>> BEGIN TASK INPUTS

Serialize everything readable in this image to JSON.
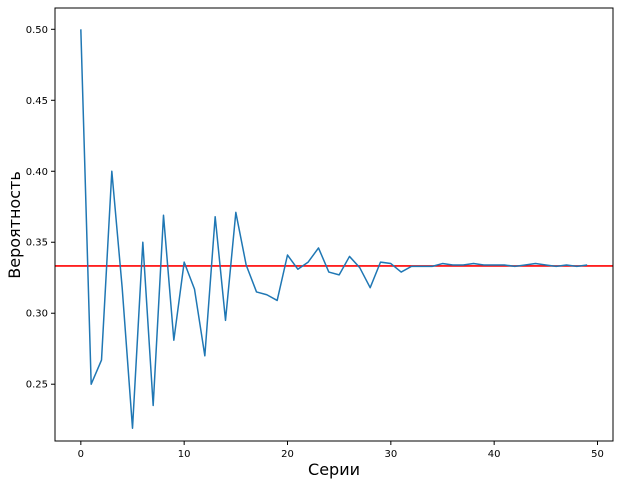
{
  "chart_data": {
    "type": "line",
    "title": "",
    "xlabel": "Серии",
    "ylabel": "Вероятность",
    "xlim": [
      -2.5,
      51.5
    ],
    "ylim": [
      0.21,
      0.515
    ],
    "xticks": [
      0,
      10,
      20,
      30,
      40,
      50
    ],
    "yticks": [
      0.25,
      0.3,
      0.35,
      0.4,
      0.45,
      0.5
    ],
    "grid": false,
    "legend": "none",
    "series": [
      {
        "color": "#1f77b4",
        "x": [
          0,
          1,
          2,
          3,
          4,
          5,
          6,
          7,
          8,
          9,
          10,
          11,
          12,
          13,
          14,
          15,
          16,
          17,
          18,
          19,
          20,
          21,
          22,
          23,
          24,
          25,
          26,
          27,
          28,
          29,
          30,
          31,
          32,
          33,
          34,
          35,
          36,
          37,
          38,
          39,
          40,
          41,
          42,
          43,
          44,
          45,
          46,
          47,
          48,
          49
        ],
        "values": [
          0.5,
          0.25,
          0.267,
          0.4,
          0.318,
          0.219,
          0.35,
          0.235,
          0.369,
          0.281,
          0.336,
          0.317,
          0.27,
          0.368,
          0.295,
          0.371,
          0.334,
          0.315,
          0.313,
          0.309,
          0.341,
          0.331,
          0.336,
          0.346,
          0.329,
          0.327,
          0.34,
          0.332,
          0.318,
          0.336,
          0.335,
          0.329,
          0.333,
          0.333,
          0.333,
          0.335,
          0.334,
          0.334,
          0.335,
          0.334,
          0.334,
          0.334,
          0.333,
          0.334,
          0.335,
          0.334,
          0.333,
          0.334,
          0.333,
          0.334
        ]
      }
    ],
    "reference_line": {
      "orientation": "horizontal",
      "value": 0.3333,
      "color": "#ff0000"
    }
  }
}
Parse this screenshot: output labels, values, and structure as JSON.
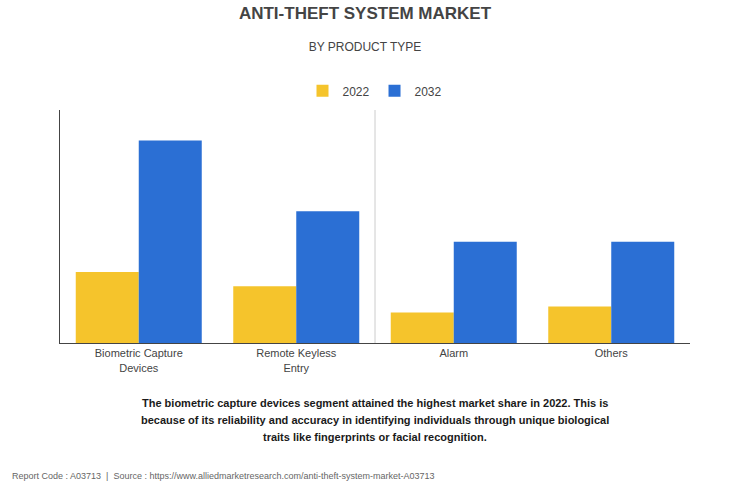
{
  "chart_data": {
    "type": "bar",
    "title": "ANTI-THEFT SYSTEM MARKET",
    "subtitle": "BY PRODUCT TYPE",
    "categories": [
      "Biometric Capture\nDevices",
      "Remote Keyless\nEntry",
      "Alarm",
      "Others"
    ],
    "series": [
      {
        "name": "2022",
        "color": "#F5C42C",
        "values": [
          35,
          28,
          15,
          18
        ]
      },
      {
        "name": "2032",
        "color": "#2B6FD4",
        "values": [
          100,
          65,
          50,
          50
        ]
      }
    ],
    "ylim": [
      0,
      115
    ],
    "yticks": [],
    "grid": false,
    "tick_labels": "x",
    "legend": "top",
    "annotations": [
      "The biometric capture devices segment attained the highest market share in 2022. This is",
      "because of its reliability and accuracy in identifying individuals through unique biological",
      "traits like fingerprints or facial recognition.",
      "Report Code : A03713  |  Source : https://www.alliedmarketresearch.com/anti-theft-system-market-A03713"
    ]
  }
}
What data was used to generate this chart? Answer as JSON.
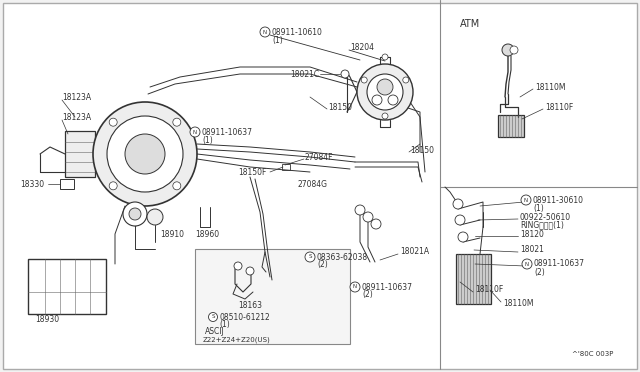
{
  "bg": "#f2f2f2",
  "fg": "#333333",
  "white": "#ffffff",
  "figsize": [
    6.4,
    3.72
  ],
  "dpi": 100,
  "note": "^'80C 003P",
  "atm_label": "ATM",
  "parts_main": {
    "N08911_10610": {
      "circle": "N",
      "num": "08911-10610",
      "sub": "(1)"
    },
    "18204": "18204",
    "18021C": "18021C",
    "18150_upper": "18150",
    "18150_lower": "18150",
    "N08911_10637_1": {
      "circle": "N",
      "num": "08911-10637",
      "sub": "(1)"
    },
    "18123A_upper": "18123A",
    "18123A_lower": "18123A",
    "27084F": "27084F",
    "18150F": "18150F",
    "27084G": "27084G",
    "18330": "18330",
    "18910": "18910",
    "18960": "18960",
    "18930": "18930",
    "S08363_62038": {
      "circle": "S",
      "num": "08363-62038",
      "sub": "(2)"
    },
    "N08911_10637_2": {
      "circle": "N",
      "num": "08911-10637",
      "sub": "(2)"
    },
    "18021A": "18021A",
    "18163": "18163",
    "S08510_61212": {
      "circle": "S",
      "num": "08510-61212",
      "sub": "(1)"
    },
    "ASCII": "ASCIJ",
    "Z22": "Z22+Z24+Z20(US)"
  },
  "parts_atm": {
    "18110M": "18110M",
    "18110F": "18110F"
  },
  "parts_lower_right": {
    "N08911_30610": {
      "circle": "N",
      "num": "08911-30610",
      "sub": "(1)"
    },
    "00922_50610": "00922-50610",
    "RING": "RINGリング(1)",
    "18120": "18120",
    "18021": "18021",
    "N08911_10637_lr": {
      "circle": "N",
      "num": "08911-10637",
      "sub": "(2)"
    },
    "18110F_lr": "18110F",
    "18110M_lr": "18110M"
  }
}
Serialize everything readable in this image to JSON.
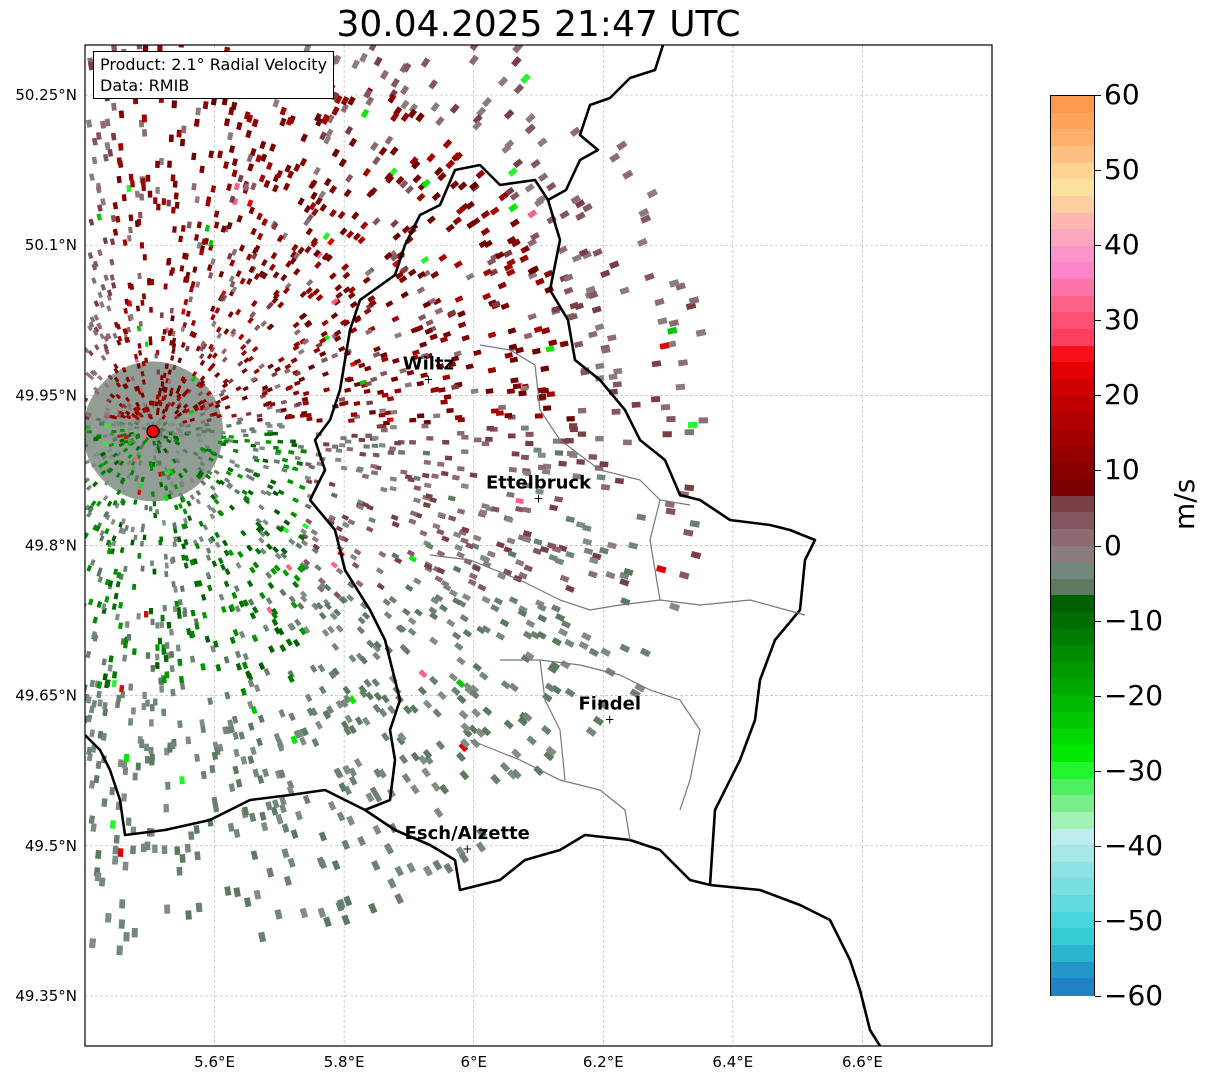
{
  "title": "30.04.2025 21:47 UTC",
  "info_box": {
    "line1": "Product: 2.1° Radial Velocity",
    "line2": "Data: RMIB"
  },
  "map": {
    "lon_range": [
      5.4,
      6.8
    ],
    "lat_range": [
      49.3,
      50.3
    ],
    "lon_ticks": [
      "5.6°E",
      "5.8°E",
      "6°E",
      "6.2°E",
      "6.4°E",
      "6.6°E"
    ],
    "lat_ticks": [
      "50.25°N",
      "50.1°N",
      "49.95°N",
      "49.8°N",
      "49.65°N",
      "49.5°N",
      "49.35°N"
    ],
    "radar_site": {
      "lon": 5.505,
      "lat": 49.914
    },
    "cities": [
      {
        "name": "Wiltz",
        "lon": 5.93,
        "lat": 49.966
      },
      {
        "name": "Ettelbruck",
        "lon": 6.1,
        "lat": 49.847
      },
      {
        "name": "Findel",
        "lon": 6.21,
        "lat": 49.626
      },
      {
        "name": "Esch/Alzette",
        "lon": 5.99,
        "lat": 49.497
      }
    ]
  },
  "colorbar": {
    "unit": "m/s",
    "range": [
      -60,
      60
    ],
    "ticks": [
      "60",
      "50",
      "40",
      "30",
      "20",
      "10",
      "0",
      "−10",
      "−20",
      "−30",
      "−40",
      "−50",
      "−60"
    ],
    "colors": [
      "#fe9a4e",
      "#fea35a",
      "#feb06a",
      "#fec080",
      "#fed494",
      "#fee19e",
      "#fdcfa0",
      "#fdb7b0",
      "#fda6c2",
      "#fd93cb",
      "#fd84c8",
      "#fd74a6",
      "#fd628a",
      "#fd5173",
      "#fc3e5f",
      "#f5101a",
      "#e20000",
      "#d10000",
      "#c00000",
      "#b10000",
      "#a40000",
      "#960000",
      "#870000",
      "#7a0000",
      "#7a3f46",
      "#855560",
      "#8e6a72",
      "#8c7c7e",
      "#73887c",
      "#5b7a60",
      "#006000",
      "#006e00",
      "#007c00",
      "#008a00",
      "#009900",
      "#00a800",
      "#00b800",
      "#00c800",
      "#00d800",
      "#00ea00",
      "#22f42e",
      "#4ef060",
      "#7aee88",
      "#a2f2b8",
      "#bcecec",
      "#a6e8e8",
      "#8ee2e4",
      "#78dee0",
      "#62dade",
      "#48d6da",
      "#34ccd4",
      "#2ab6ce",
      "#2298ca",
      "#1f82c4"
    ]
  }
}
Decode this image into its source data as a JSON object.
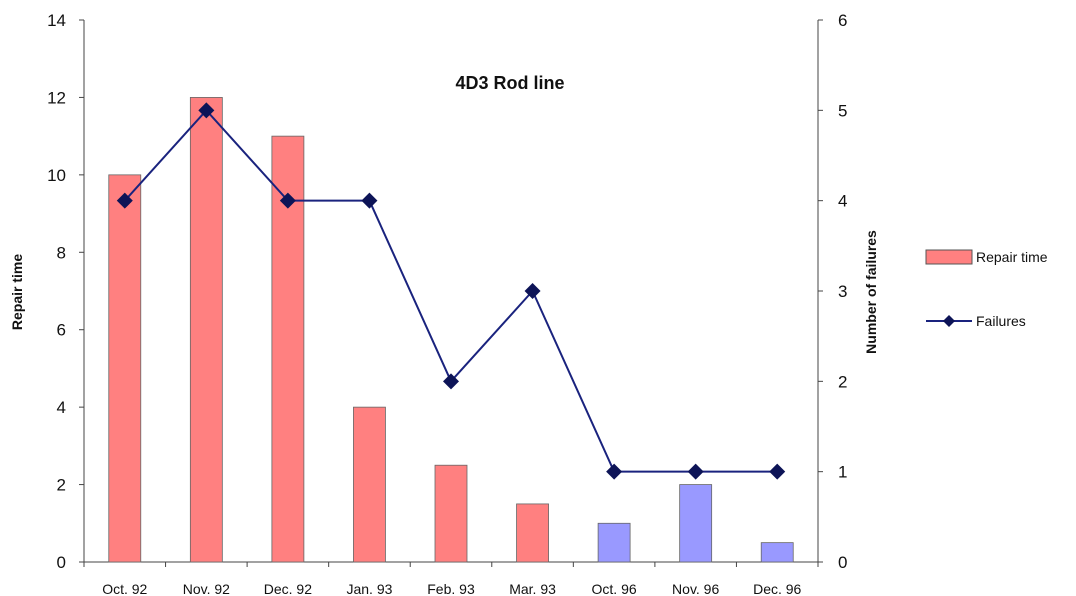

>> END TASK INPUTS

Set down every entry word for word, but omit the pictures.

Serialize everything readable in this image to JSON.
{
  "chart_data": {
    "type": "line",
    "title": "",
    "xlabel": "Серии",
    "ylabel": "Вероятность",
    "xlim": [
      -2.5,
      51.5
    ],
    "ylim": [
      0.21,
      0.515
    ],
    "xticks": [
      0,
      10,
      20,
      30,
      40,
      50
    ],
    "yticks": [
      0.25,
      0.3,
      0.35,
      0.4,
      0.45,
      0.5
    ],
    "grid": false,
    "legend": "none",
    "series": [
      {
        "color": "#1f77b4",
        "x": [
          0,
          1,
          2,
          3,
          4,
          5,
          6,
          7,
          8,
          9,
          10,
          11,
          12,
          13,
          14,
          15,
          16,
          17,
          18,
          19,
          20,
          21,
          22,
          23,
          24,
          25,
          26,
          27,
          28,
          29,
          30,
          31,
          32,
          33,
          34,
          35,
          36,
          37,
          38,
          39,
          40,
          41,
          42,
          43,
          44,
          45,
          46,
          47,
          48,
          49
        ],
        "values": [
          0.5,
          0.25,
          0.267,
          0.4,
          0.318,
          0.219,
          0.35,
          0.235,
          0.369,
          0.281,
          0.336,
          0.317,
          0.27,
          0.368,
          0.295,
          0.371,
          0.334,
          0.315,
          0.313,
          0.309,
          0.341,
          0.331,
          0.336,
          0.346,
          0.329,
          0.327,
          0.34,
          0.332,
          0.318,
          0.336,
          0.335,
          0.329,
          0.333,
          0.333,
          0.333,
          0.335,
          0.334,
          0.334,
          0.335,
          0.334,
          0.334,
          0.334,
          0.333,
          0.334,
          0.335,
          0.334,
          0.333,
          0.334,
          0.333,
          0.334
        ]
      }
    ],
    "reference_line": {
      "orientation": "horizontal",
      "value": 0.3333,
      "color": "#ff0000"
    }
  }
}
Parse this screenshot: output labels, values, and structure as JSON.
{
  "chart_data": {
    "type": "bar",
    "title": "ANTI-THEFT SYSTEM MARKET",
    "subtitle": "BY PRODUCT TYPE",
    "categories": [
      "Biometric Capture\nDevices",
      "Remote Keyless\nEntry",
      "Alarm",
      "Others"
    ],
    "series": [
      {
        "name": "2022",
        "color": "#F5C42C",
        "values": [
          35,
          28,
          15,
          18
        ]
      },
      {
        "name": "2032",
        "color": "#2B6FD4",
        "values": [
          100,
          65,
          50,
          50
        ]
      }
    ],
    "ylim": [
      0,
      115
    ],
    "yticks": [],
    "grid": false,
    "tick_labels": "x",
    "legend": "top",
    "annotations": [
      "The biometric capture devices segment attained the highest market share in 2022. This is",
      "because of its reliability and accuracy in identifying individuals through unique biological",
      "traits like fingerprints or facial recognition.",
      "Report Code : A03713  |  Source : https://www.alliedmarketresearch.com/anti-theft-system-market-A03713"
    ]
  }
}
What data was used to generate this chart? Answer as JSON.
{
  "bg": "#f2f2f2",
  "fg": "#333333",
  "white": "#ffffff",
  "figsize": [
    6.4,
    3.72
  ],
  "dpi": 100,
  "note": "^'80C 003P",
  "atm_label": "ATM",
  "parts_main": {
    "N08911_10610": {
      "circle": "N",
      "num": "08911-10610",
      "sub": "(1)"
    },
    "18204": "18204",
    "18021C": "18021C",
    "18150_upper": "18150",
    "18150_lower": "18150",
    "N08911_10637_1": {
      "circle": "N",
      "num": "08911-10637",
      "sub": "(1)"
    },
    "18123A_upper": "18123A",
    "18123A_lower": "18123A",
    "27084F": "27084F",
    "18150F": "18150F",
    "27084G": "27084G",
    "18330": "18330",
    "18910": "18910",
    "18960": "18960",
    "18930": "18930",
    "S08363_62038": {
      "circle": "S",
      "num": "08363-62038",
      "sub": "(2)"
    },
    "N08911_10637_2": {
      "circle": "N",
      "num": "08911-10637",
      "sub": "(2)"
    },
    "18021A": "18021A",
    "18163": "18163",
    "S08510_61212": {
      "circle": "S",
      "num": "08510-61212",
      "sub": "(1)"
    },
    "ASCII": "ASCIJ",
    "Z22": "Z22+Z24+Z20(US)"
  },
  "parts_atm": {
    "18110M": "18110M",
    "18110F": "18110F"
  },
  "parts_lower_right": {
    "N08911_30610": {
      "circle": "N",
      "num": "08911-30610",
      "sub": "(1)"
    },
    "00922_50610": "00922-50610",
    "RING": "RINGリング(1)",
    "18120": "18120",
    "18021": "18021",
    "N08911_10637_lr": {
      "circle": "N",
      "num": "08911-10637",
      "sub": "(2)"
    },
    "18110F_lr": "18110F",
    "18110M_lr": "18110M"
  }
}
Serialize everything readable in this image to JSON.
{
  "title": "30.04.2025 21:47 UTC",
  "info_box": {
    "line1": "Product: 2.1° Radial Velocity",
    "line2": "Data: RMIB"
  },
  "map": {
    "lon_range": [
      5.4,
      6.8
    ],
    "lat_range": [
      49.3,
      50.3
    ],
    "lon_ticks": [
      "5.6°E",
      "5.8°E",
      "6°E",
      "6.2°E",
      "6.4°E",
      "6.6°E"
    ],
    "lat_ticks": [
      "50.25°N",
      "50.1°N",
      "49.95°N",
      "49.8°N",
      "49.65°N",
      "49.5°N",
      "49.35°N"
    ],
    "radar_site": {
      "lon": 5.505,
      "lat": 49.914
    },
    "cities": [
      {
        "name": "Wiltz",
        "lon": 5.93,
        "lat": 49.966
      },
      {
        "name": "Ettelbruck",
        "lon": 6.1,
        "lat": 49.847
      },
      {
        "name": "Findel",
        "lon": 6.21,
        "lat": 49.626
      },
      {
        "name": "Esch/Alzette",
        "lon": 5.99,
        "lat": 49.497
      }
    ]
  },
  "colorbar": {
    "unit": "m/s",
    "range": [
      -60,
      60
    ],
    "ticks": [
      "60",
      "50",
      "40",
      "30",
      "20",
      "10",
      "0",
      "−10",
      "−20",
      "−30",
      "−40",
      "−50",
      "−60"
    ],
    "colors": [
      "#fe9a4e",
      "#fea35a",
      "#feb06a",
      "#fec080",
      "#fed494",
      "#fee19e",
      "#fdcfa0",
      "#fdb7b0",
      "#fda6c2",
      "#fd93cb",
      "#fd84c8",
      "#fd74a6",
      "#fd628a",
      "#fd5173",
      "#fc3e5f",
      "#f5101a",
      "#e20000",
      "#d10000",
      "#c00000",
      "#b10000",
      "#a40000",
      "#960000",
      "#870000",
      "#7a0000",
      "#7a3f46",
      "#855560",
      "#8e6a72",
      "#8c7c7e",
      "#73887c",
      "#5b7a60",
      "#006000",
      "#006e00",
      "#007c00",
      "#008a00",
      "#009900",
      "#00a800",
      "#00b800",
      "#00c800",
      "#00d800",
      "#00ea00",
      "#22f42e",
      "#4ef060",
      "#7aee88",
      "#a2f2b8",
      "#bcecec",
      "#a6e8e8",
      "#8ee2e4",
      "#78dee0",
      "#62dade",
      "#48d6da",
      "#34ccd4",
      "#2ab6ce",
      "#2298ca",
      "#1f82c4"
    ]
  }
}
Decode this image into its source data as a JSON object.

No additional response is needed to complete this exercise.